The numbers (trailing by 12 points or more in six games this year, the most in the NFL) are bad. The optics (18 offensive touchdowns, and seven of which have been scored after trailing by 19 or more in the second half of games) are worse. The lack of counter punch (outscored 59-14 in the second quarter this season) is alarming.

Sirianni’s team looks unprepared, unable to adjust and out of answers when the first idea ultimately fails in games.

Every play caller has tough days and tough assignments, but let’s not pretend Sunday should have been one for Sirianni. Gus Bradley, Las Vegas’s defensive coordinator, is about as predictable as they come. On Sunday, the Raiders lined up in cover three nearly 90 percent of the time. The answers to the test were there, especially against a coach that Sirianni coached with in Las Vegas. No surprises were present. That makes it all even more tough to stomach.

The Eagles roster isn’t very good. Depth issues are present, which we all could have seen coming with so much dead cap money allocated to players not here. This was a retooling year in every sense. But it shouldn’t guarantee Sirianni his job for 2022. Perhaps it’s a knee-jerk reaction, but similar feelings in Cleveland and Arizona in recent years allowed those franchises to move on from Freddie Kitchens and Steve Wilks, respectively, after one failed season.

Unless something changes quickly with Sirianni’s Eagles, we’re trending toward that kind of reality in Philadelphia.

══════

Reproduce the portion of the Eagles commentary word for word, starting at "Sirianni’s team looks" and ending at "tough to stomach.".

══════

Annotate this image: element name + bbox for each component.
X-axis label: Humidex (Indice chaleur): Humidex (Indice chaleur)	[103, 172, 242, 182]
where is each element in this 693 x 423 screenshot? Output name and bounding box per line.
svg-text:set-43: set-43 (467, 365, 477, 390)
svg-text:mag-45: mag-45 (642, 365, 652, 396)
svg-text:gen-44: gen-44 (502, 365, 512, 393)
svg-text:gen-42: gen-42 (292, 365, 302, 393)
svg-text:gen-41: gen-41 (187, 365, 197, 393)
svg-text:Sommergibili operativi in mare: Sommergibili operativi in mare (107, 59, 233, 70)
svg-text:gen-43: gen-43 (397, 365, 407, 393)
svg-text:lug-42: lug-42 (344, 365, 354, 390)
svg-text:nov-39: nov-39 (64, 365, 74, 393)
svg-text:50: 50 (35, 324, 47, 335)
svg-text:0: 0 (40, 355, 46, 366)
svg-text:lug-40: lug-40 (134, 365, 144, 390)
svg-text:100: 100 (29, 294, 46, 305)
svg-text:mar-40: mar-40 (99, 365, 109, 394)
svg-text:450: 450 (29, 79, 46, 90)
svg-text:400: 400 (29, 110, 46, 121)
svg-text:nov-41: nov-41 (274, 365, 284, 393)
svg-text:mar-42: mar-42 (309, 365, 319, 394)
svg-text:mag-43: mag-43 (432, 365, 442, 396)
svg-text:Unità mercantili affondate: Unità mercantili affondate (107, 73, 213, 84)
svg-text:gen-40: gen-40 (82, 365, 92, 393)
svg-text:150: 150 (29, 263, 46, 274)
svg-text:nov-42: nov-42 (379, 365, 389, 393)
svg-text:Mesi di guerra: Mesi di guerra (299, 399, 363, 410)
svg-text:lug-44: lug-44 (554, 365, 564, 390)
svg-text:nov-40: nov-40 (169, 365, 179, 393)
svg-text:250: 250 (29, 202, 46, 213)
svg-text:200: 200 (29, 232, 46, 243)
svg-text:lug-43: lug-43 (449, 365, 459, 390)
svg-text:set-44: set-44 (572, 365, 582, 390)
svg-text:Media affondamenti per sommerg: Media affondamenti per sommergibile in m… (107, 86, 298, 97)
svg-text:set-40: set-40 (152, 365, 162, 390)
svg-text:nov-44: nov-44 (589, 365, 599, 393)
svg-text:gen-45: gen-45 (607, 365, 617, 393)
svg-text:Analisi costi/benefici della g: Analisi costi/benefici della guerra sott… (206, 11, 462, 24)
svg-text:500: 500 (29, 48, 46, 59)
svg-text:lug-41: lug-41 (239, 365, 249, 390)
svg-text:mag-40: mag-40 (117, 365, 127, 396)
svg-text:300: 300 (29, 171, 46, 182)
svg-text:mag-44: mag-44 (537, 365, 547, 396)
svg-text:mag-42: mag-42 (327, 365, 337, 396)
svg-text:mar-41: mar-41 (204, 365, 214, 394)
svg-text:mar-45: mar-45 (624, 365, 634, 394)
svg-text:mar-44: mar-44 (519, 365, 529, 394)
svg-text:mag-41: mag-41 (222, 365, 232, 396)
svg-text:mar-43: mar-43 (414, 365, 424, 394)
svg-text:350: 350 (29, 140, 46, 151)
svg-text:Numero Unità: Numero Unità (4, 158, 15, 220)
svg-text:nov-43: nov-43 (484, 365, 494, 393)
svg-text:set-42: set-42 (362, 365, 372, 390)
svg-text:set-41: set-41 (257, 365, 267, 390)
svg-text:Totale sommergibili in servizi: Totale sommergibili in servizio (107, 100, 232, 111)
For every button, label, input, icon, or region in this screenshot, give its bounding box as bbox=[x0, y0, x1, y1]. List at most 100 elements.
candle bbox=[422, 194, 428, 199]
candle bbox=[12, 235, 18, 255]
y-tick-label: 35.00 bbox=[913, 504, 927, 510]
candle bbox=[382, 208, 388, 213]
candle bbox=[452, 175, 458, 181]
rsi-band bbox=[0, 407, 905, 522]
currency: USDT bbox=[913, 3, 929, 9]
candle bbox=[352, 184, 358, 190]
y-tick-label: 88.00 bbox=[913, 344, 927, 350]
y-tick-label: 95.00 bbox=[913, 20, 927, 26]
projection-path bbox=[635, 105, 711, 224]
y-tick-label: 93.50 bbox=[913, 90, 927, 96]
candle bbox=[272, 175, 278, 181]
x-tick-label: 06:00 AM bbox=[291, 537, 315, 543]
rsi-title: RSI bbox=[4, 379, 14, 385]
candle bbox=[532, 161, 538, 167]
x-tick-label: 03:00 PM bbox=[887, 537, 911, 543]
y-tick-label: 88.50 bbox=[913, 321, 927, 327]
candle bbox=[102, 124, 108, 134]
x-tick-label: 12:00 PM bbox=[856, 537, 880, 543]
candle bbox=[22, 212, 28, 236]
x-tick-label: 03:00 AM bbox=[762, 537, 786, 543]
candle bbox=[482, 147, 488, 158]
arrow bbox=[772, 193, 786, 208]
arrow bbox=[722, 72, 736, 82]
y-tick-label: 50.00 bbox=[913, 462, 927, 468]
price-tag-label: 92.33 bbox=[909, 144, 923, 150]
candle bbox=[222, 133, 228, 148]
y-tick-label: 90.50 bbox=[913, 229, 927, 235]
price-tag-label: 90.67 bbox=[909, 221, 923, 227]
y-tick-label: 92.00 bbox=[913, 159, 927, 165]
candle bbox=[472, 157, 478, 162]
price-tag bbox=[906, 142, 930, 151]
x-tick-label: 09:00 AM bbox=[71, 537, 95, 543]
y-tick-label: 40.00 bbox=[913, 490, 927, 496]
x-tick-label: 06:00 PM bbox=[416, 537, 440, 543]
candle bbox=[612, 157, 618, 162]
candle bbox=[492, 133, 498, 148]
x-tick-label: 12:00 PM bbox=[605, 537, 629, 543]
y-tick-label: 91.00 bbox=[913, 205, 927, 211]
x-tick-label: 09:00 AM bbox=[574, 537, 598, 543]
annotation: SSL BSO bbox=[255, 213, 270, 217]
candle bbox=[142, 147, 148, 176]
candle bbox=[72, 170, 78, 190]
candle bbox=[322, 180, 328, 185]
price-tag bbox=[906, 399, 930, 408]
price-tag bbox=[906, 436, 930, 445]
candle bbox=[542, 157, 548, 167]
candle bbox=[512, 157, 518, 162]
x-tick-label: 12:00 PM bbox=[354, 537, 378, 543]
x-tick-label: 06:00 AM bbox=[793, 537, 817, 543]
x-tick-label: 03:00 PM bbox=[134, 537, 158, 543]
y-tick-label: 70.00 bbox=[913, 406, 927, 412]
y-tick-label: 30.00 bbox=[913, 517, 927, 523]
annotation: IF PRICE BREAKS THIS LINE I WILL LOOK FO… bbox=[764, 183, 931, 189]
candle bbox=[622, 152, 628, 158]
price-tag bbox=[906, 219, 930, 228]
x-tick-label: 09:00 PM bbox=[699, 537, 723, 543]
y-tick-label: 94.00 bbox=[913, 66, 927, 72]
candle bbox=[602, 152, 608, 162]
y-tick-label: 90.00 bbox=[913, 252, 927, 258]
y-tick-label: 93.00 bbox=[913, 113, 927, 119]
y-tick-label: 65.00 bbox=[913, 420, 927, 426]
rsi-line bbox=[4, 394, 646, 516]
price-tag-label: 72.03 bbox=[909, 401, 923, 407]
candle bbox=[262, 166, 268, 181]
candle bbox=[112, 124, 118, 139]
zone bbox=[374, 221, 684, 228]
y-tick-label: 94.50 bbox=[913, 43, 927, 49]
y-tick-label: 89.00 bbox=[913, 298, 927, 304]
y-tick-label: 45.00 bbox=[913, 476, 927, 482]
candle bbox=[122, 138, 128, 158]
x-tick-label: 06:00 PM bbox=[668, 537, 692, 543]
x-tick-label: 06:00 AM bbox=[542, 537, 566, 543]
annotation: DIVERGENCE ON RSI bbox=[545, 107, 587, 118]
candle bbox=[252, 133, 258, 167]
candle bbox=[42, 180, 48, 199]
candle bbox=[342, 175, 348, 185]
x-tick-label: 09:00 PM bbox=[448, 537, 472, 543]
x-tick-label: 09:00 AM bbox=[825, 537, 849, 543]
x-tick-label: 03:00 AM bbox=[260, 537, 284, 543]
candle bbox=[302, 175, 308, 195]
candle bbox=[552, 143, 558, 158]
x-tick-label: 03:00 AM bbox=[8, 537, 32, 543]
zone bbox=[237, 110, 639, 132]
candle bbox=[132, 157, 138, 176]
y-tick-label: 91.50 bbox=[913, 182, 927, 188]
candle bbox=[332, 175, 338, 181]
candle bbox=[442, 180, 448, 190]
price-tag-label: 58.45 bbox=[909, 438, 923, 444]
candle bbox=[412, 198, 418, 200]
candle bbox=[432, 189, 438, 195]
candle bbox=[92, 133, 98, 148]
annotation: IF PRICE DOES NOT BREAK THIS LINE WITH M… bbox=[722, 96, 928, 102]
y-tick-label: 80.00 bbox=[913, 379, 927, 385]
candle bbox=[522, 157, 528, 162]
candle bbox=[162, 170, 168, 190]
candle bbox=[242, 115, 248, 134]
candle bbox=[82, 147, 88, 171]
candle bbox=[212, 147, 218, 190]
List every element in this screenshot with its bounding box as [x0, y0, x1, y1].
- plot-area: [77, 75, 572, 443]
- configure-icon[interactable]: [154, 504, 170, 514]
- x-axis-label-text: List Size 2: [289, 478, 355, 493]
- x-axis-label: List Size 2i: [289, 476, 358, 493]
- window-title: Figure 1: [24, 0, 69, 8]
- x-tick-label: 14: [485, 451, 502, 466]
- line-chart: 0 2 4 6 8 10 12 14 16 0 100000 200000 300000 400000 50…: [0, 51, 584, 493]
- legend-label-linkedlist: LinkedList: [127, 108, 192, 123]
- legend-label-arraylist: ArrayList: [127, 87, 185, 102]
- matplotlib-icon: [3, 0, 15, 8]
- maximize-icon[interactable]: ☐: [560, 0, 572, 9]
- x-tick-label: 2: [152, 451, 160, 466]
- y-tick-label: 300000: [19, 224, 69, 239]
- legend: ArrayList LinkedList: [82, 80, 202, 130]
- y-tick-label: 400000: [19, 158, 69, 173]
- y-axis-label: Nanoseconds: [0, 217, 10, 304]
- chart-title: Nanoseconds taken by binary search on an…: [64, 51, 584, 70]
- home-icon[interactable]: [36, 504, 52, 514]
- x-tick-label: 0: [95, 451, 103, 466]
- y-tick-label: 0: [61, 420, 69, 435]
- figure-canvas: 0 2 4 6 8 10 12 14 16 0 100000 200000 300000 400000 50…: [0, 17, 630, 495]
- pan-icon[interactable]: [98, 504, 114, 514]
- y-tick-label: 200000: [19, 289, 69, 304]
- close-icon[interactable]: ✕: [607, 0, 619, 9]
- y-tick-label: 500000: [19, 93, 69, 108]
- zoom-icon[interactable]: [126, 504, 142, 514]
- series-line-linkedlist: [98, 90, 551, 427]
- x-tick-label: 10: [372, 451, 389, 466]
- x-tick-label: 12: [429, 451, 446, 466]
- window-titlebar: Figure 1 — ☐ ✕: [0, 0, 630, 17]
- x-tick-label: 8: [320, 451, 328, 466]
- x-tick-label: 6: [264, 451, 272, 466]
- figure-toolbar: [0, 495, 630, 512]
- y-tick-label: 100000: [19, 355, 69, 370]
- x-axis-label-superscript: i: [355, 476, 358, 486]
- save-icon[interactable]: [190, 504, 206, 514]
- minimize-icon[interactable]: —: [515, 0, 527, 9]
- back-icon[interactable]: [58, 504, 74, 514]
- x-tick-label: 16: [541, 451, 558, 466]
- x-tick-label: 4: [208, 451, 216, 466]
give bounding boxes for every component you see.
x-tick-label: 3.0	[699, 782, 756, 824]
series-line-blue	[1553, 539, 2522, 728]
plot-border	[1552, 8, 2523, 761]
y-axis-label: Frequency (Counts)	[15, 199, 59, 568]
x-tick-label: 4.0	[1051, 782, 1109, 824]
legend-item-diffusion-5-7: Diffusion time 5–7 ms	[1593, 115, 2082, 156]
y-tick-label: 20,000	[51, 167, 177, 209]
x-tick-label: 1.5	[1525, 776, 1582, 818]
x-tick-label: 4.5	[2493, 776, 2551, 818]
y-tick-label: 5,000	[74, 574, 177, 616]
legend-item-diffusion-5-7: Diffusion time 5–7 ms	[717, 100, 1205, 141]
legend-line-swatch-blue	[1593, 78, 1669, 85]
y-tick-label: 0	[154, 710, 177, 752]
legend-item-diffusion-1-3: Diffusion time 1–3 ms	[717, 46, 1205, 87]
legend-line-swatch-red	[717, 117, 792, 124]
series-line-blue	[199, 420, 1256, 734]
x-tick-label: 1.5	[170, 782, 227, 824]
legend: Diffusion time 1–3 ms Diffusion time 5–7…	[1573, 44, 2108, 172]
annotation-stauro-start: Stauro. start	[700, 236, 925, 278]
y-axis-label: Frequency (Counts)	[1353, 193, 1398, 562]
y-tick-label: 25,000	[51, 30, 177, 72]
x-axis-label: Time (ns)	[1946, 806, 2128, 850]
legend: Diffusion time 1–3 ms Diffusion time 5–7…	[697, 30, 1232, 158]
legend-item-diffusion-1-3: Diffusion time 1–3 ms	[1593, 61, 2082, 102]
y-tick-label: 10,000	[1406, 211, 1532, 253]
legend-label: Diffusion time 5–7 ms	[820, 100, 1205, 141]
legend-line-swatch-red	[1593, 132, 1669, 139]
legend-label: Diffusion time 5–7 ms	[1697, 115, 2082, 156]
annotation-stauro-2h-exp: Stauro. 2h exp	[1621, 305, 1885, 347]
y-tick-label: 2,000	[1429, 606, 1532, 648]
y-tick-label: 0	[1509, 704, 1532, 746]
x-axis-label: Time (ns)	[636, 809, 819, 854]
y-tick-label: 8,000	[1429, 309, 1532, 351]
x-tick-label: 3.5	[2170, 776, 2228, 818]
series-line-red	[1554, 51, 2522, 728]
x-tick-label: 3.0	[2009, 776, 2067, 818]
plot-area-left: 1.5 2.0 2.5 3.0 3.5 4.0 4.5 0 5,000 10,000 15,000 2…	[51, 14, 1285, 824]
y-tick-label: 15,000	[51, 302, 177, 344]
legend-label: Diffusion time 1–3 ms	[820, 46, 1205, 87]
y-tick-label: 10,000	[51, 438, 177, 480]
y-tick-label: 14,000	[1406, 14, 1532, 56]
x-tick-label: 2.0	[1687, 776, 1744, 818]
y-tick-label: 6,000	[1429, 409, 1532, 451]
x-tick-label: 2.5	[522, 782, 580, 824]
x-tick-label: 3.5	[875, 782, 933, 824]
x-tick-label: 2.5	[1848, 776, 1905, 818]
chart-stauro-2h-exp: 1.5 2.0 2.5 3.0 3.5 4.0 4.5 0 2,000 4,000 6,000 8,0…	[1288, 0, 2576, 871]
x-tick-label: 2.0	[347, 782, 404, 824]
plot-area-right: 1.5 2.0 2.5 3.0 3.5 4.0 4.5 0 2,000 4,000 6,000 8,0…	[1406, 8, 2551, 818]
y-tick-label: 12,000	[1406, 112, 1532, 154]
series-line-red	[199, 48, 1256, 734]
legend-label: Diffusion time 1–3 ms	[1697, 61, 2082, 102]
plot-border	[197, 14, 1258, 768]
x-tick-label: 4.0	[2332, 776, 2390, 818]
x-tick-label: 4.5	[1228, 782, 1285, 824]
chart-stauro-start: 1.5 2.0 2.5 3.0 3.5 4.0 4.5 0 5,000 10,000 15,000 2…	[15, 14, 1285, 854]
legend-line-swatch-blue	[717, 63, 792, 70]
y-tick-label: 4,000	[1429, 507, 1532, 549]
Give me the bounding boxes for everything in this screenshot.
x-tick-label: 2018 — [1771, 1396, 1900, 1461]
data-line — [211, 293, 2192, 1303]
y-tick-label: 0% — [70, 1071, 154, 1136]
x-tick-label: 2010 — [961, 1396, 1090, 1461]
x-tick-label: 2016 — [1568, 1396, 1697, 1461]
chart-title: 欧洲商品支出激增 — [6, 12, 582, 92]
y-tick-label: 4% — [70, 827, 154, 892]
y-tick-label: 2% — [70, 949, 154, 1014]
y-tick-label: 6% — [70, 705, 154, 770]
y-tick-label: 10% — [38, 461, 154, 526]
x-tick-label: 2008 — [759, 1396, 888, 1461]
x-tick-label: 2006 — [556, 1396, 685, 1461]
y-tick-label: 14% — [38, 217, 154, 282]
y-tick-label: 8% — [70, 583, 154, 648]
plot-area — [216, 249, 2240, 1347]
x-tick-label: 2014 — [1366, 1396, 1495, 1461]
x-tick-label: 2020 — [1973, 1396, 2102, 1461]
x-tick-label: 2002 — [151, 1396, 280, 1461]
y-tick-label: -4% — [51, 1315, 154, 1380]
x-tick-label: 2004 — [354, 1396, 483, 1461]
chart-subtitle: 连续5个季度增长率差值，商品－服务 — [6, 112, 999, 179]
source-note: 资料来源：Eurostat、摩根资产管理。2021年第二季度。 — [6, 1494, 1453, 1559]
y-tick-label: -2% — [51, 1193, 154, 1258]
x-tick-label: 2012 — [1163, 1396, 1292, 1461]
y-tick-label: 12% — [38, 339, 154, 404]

══════

Solution |
Sirianni’s team looks unprepared, unable to adjust and out of answers when the first idea ultimately fails in games.

Every play caller has tough days and tough assignments, but let’s not pretend Sunday should have been one for Sirianni. Gus Bradley, Las Vegas’s defensive coordinator, is about as predictable as they come. On Sunday, the Raiders lined up in cover three nearly 90 percent of the time. The answers to the test were there, especially against a coach that Sirianni coached with in Las Vegas. No surprises were present. That makes it all even more tough to stomach.